═══ Stored records ═══
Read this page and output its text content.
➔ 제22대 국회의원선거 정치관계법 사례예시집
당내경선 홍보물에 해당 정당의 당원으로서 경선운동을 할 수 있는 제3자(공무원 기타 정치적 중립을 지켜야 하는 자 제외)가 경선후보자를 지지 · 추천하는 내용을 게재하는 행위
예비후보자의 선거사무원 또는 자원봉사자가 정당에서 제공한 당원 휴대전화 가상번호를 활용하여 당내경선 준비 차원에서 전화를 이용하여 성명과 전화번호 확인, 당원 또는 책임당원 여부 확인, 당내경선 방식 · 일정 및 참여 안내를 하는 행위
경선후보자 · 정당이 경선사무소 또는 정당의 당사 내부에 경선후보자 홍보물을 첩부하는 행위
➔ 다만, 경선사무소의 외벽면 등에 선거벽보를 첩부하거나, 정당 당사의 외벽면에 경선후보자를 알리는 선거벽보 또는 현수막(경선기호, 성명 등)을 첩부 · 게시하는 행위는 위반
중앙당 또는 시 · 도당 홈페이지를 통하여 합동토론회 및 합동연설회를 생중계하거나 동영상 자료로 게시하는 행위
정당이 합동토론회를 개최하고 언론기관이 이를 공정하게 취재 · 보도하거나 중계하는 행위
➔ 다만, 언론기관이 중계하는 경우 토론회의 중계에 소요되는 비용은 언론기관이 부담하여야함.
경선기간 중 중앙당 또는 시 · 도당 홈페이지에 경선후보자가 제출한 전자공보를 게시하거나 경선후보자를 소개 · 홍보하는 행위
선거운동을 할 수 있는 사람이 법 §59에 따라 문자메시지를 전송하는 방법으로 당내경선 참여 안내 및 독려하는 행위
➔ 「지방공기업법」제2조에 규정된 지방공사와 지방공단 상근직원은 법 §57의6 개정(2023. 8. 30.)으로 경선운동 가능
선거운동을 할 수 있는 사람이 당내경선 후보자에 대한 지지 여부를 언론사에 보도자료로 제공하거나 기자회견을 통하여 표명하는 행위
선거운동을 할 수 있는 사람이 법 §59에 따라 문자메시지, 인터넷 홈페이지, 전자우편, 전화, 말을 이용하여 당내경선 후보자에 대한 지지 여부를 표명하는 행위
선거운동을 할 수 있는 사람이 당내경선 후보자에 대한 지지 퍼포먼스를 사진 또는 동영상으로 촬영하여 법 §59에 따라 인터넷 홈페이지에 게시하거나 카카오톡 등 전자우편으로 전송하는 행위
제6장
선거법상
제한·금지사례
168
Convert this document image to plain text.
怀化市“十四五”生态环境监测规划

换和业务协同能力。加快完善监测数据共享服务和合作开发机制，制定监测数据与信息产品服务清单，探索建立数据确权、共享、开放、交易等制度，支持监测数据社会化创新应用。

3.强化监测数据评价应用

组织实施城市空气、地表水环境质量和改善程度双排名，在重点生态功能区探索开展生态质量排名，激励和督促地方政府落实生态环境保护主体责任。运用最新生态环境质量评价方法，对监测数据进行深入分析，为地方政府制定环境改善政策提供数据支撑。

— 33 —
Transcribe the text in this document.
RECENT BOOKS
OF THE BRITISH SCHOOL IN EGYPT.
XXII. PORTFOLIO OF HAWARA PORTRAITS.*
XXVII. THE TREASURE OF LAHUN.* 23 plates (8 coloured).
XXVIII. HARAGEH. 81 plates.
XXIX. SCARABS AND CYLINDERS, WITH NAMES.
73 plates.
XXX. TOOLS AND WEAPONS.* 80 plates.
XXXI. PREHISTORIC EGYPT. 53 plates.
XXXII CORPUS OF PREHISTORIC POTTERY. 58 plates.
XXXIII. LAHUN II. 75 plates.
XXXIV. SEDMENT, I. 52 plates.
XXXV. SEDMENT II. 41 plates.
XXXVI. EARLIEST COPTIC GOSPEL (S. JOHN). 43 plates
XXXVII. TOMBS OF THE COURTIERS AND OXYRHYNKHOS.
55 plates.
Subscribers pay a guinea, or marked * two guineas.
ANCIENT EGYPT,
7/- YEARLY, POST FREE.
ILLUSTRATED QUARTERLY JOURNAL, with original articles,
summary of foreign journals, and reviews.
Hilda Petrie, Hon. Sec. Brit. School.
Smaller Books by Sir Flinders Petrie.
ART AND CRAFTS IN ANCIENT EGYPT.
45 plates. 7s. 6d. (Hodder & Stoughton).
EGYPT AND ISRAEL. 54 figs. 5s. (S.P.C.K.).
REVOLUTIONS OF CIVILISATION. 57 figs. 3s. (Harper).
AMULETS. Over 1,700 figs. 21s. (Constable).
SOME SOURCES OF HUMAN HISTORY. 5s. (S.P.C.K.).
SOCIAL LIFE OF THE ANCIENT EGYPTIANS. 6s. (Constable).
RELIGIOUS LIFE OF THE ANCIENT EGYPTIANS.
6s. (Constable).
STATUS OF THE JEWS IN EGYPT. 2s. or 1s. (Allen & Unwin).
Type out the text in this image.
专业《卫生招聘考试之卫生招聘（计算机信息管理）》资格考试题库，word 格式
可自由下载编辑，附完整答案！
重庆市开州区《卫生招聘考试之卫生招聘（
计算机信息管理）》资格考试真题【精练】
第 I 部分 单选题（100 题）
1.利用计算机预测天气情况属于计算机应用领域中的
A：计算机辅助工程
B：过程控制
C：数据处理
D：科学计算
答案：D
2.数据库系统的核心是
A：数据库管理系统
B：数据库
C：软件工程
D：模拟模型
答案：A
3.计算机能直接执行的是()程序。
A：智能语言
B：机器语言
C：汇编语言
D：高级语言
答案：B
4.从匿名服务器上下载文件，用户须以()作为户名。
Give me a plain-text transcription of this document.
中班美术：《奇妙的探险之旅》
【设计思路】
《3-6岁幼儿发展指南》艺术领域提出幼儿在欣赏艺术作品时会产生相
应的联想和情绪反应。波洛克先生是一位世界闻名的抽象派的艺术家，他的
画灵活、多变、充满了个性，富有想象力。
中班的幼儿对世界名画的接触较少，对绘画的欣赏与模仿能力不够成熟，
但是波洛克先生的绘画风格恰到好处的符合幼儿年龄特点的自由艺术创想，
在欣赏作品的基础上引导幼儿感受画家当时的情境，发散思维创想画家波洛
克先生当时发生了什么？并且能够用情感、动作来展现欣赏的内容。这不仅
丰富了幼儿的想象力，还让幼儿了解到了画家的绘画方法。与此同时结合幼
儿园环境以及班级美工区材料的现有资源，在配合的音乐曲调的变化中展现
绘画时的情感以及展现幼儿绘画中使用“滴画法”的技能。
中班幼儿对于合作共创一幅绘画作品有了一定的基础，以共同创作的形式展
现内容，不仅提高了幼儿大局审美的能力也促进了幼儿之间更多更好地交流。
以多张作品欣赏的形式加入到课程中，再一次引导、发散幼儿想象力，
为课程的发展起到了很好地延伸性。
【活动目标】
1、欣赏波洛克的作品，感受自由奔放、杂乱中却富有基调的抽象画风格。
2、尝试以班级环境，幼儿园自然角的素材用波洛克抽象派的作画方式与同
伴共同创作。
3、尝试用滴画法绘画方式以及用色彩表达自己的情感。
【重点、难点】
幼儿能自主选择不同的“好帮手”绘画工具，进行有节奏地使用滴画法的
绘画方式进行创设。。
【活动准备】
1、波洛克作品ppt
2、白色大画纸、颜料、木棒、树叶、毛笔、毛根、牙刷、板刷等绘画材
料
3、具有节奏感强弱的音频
═══
Make an exact copy of all the data.

Read this page and output its text content.
➔ 제22대 국회의원선거 정치관계법 사례예시집
당내경선 홍보물에 해당 정당의 당원으로서 경선운동을 할 수 있는 제3자(공무원 기타 정치적 중립을 지켜야 하는 자 제외)가 경선후보자를 지지 · 추천하는 내용을 게재하는 행위
예비후보자의 선거사무원 또는 자원봉사자가 정당에서 제공한 당원 휴대전화 가상번호를 활용하여 당내경선 준비 차원에서 전화를 이용하여 성명과 전화번호 확인, 당원 또는 책임당원 여부 확인, 당내경선 방식 · 일정 및 참여 안내를 하는 행위
경선후보자 · 정당이 경선사무소 또는 정당의 당사 내부에 경선후보자 홍보물을 첩부하는 행위
➔ 다만, 경선사무소의 외벽면 등에 선거벽보를 첩부하거나, 정당 당사의 외벽면에 경선후보자를 알리는 선거벽보 또는 현수막(경선기호, 성명 등)을 첩부 · 게시하는 행위는 위반
중앙당 또는 시 · 도당 홈페이지를 통하여 합동토론회 및 합동연설회를 생중계하거나 동영상 자료로 게시하는 행위
정당이 합동토론회를 개최하고 언론기관이 이를 공정하게 취재 · 보도하거나 중계하는 행위
➔ 다만, 언론기관이 중계하는 경우 토론회의 중계에 소요되는 비용은 언론기관이 부담하여야함.
경선기간 중 중앙당 또는 시 · 도당 홈페이지에 경선후보자가 제출한 전자공보를 게시하거나 경선후보자를 소개 · 홍보하는 행위
선거운동을 할 수 있는 사람이 법 §59에 따라 문자메시지를 전송하는 방법으로 당내경선 참여 안내 및 독려하는 행위
➔ 「지방공기업법」제2조에 규정된 지방공사와 지방공단 상근직원은 법 §57의6 개정(2023. 8. 30.)으로 경선운동 가능
선거운동을 할 수 있는 사람이 당내경선 후보자에 대한 지지 여부를 언론사에 보도자료로 제공하거나 기자회견을 통하여 표명하는 행위
선거운동을 할 수 있는 사람이 법 §59에 따라 문자메시지, 인터넷 홈페이지, 전자우편, 전화, 말을 이용하여 당내경선 후보자에 대한 지지 여부를 표명하는 행위
선거운동을 할 수 있는 사람이 당내경선 후보자에 대한 지지 퍼포먼스를 사진 또는 동영상으로 촬영하여 법 §59에 따라 인터넷 홈페이지에 게시하거나 카카오톡 등 전자우편으로 전송하는 행위
제6장
선거법상
제한·금지사례
168
Convert this document image to plain text.
怀化市“十四五”生态环境监测规划

换和业务协同能力。加快完善监测数据共享服务和合作开发机制，制定监测数据与信息产品服务清单，探索建立数据确权、共享、开放、交易等制度，支持监测数据社会化创新应用。

3.强化监测数据评价应用

组织实施城市空气、地表水环境质量和改善程度双排名，在重点生态功能区探索开展生态质量排名，激励和督促地方政府落实生态环境保护主体责任。运用最新生态环境质量评价方法，对监测数据进行深入分析，为地方政府制定环境改善政策提供数据支撑。

— 33 —
Transcribe the text in this document.
RECENT BOOKS
OF THE BRITISH SCHOOL IN EGYPT.
XXII. PORTFOLIO OF HAWARA PORTRAITS.*
XXVII. THE TREASURE OF LAHUN.* 23 plates (8 coloured).
XXVIII. HARAGEH. 81 plates.
XXIX. SCARABS AND CYLINDERS, WITH NAMES.
73 plates.
XXX. TOOLS AND WEAPONS.* 80 plates.
XXXI. PREHISTORIC EGYPT. 53 plates.
XXXII CORPUS OF PREHISTORIC POTTERY. 58 plates.
XXXIII. LAHUN II. 75 plates.
XXXIV. SEDMENT, I. 52 plates.
XXXV. SEDMENT II. 41 plates.
XXXVI. EARLIEST COPTIC GOSPEL (S. JOHN). 43 plates
XXXVII. TOMBS OF THE COURTIERS AND OXYRHYNKHOS.
55 plates.
Subscribers pay a guinea, or marked * two guineas.
ANCIENT EGYPT,
7/- YEARLY, POST FREE.
ILLUSTRATED QUARTERLY JOURNAL, with original articles,
summary of foreign journals, and reviews.
Hilda Petrie, Hon. Sec. Brit. School.
Smaller Books by Sir Flinders Petrie.
ART AND CRAFTS IN ANCIENT EGYPT.
45 plates. 7s. 6d. (Hodder & Stoughton).
EGYPT AND ISRAEL. 54 figs. 5s. (S.P.C.K.).
REVOLUTIONS OF CIVILISATION. 57 figs. 3s. (Harper).
AMULETS. Over 1,700 figs. 21s. (Constable).
SOME SOURCES OF HUMAN HISTORY. 5s. (S.P.C.K.).
SOCIAL LIFE OF THE ANCIENT EGYPTIANS. 6s. (Constable).
RELIGIOUS LIFE OF THE ANCIENT EGYPTIANS.
6s. (Constable).
STATUS OF THE JEWS IN EGYPT. 2s. or 1s. (Allen & Unwin).
Type out the text in this image.
专业《卫生招聘考试之卫生招聘（计算机信息管理）》资格考试题库，word 格式
可自由下载编辑，附完整答案！
重庆市开州区《卫生招聘考试之卫生招聘（
计算机信息管理）》资格考试真题【精练】
第 I 部分 单选题（100 题）
1.利用计算机预测天气情况属于计算机应用领域中的
A：计算机辅助工程
B：过程控制
C：数据处理
D：科学计算
答案：D
2.数据库系统的核心是
A：数据库管理系统
B：数据库
C：软件工程
D：模拟模型
答案：A
3.计算机能直接执行的是()程序。
A：智能语言
B：机器语言
C：汇编语言
D：高级语言
答案：B
4.从匿名服务器上下载文件，用户须以()作为户名。
Give me a plain-text transcription of this document.
中班美术：《奇妙的探险之旅》
【设计思路】
《3-6岁幼儿发展指南》艺术领域提出幼儿在欣赏艺术作品时会产生相
应的联想和情绪反应。波洛克先生是一位世界闻名的抽象派的艺术家，他的
画灵活、多变、充满了个性，富有想象力。
中班的幼儿对世界名画的接触较少，对绘画的欣赏与模仿能力不够成熟，
但是波洛克先生的绘画风格恰到好处的符合幼儿年龄特点的自由艺术创想，
在欣赏作品的基础上引导幼儿感受画家当时的情境，发散思维创想画家波洛
克先生当时发生了什么？并且能够用情感、动作来展现欣赏的内容。这不仅
丰富了幼儿的想象力，还让幼儿了解到了画家的绘画方法。与此同时结合幼
儿园环境以及班级美工区材料的现有资源，在配合的音乐曲调的变化中展现
绘画时的情感以及展现幼儿绘画中使用“滴画法”的技能。
中班幼儿对于合作共创一幅绘画作品有了一定的基础，以共同创作的形式展
现内容，不仅提高了幼儿大局审美的能力也促进了幼儿之间更多更好地交流。
以多张作品欣赏的形式加入到课程中，再一次引导、发散幼儿想象力，
为课程的发展起到了很好地延伸性。
【活动目标】
1、欣赏波洛克的作品，感受自由奔放、杂乱中却富有基调的抽象画风格。
2、尝试以班级环境，幼儿园自然角的素材用波洛克抽象派的作画方式与同
伴共同创作。
3、尝试用滴画法绘画方式以及用色彩表达自己的情感。
【重点、难点】
幼儿能自主选择不同的“好帮手”绘画工具，进行有节奏地使用滴画法的
绘画方式进行创设。。
【活动准备】
1、波洛克作品ppt
2、白色大画纸、颜料、木棒、树叶、毛笔、毛根、牙刷、板刷等绘画材
料
3、具有节奏感强弱的音频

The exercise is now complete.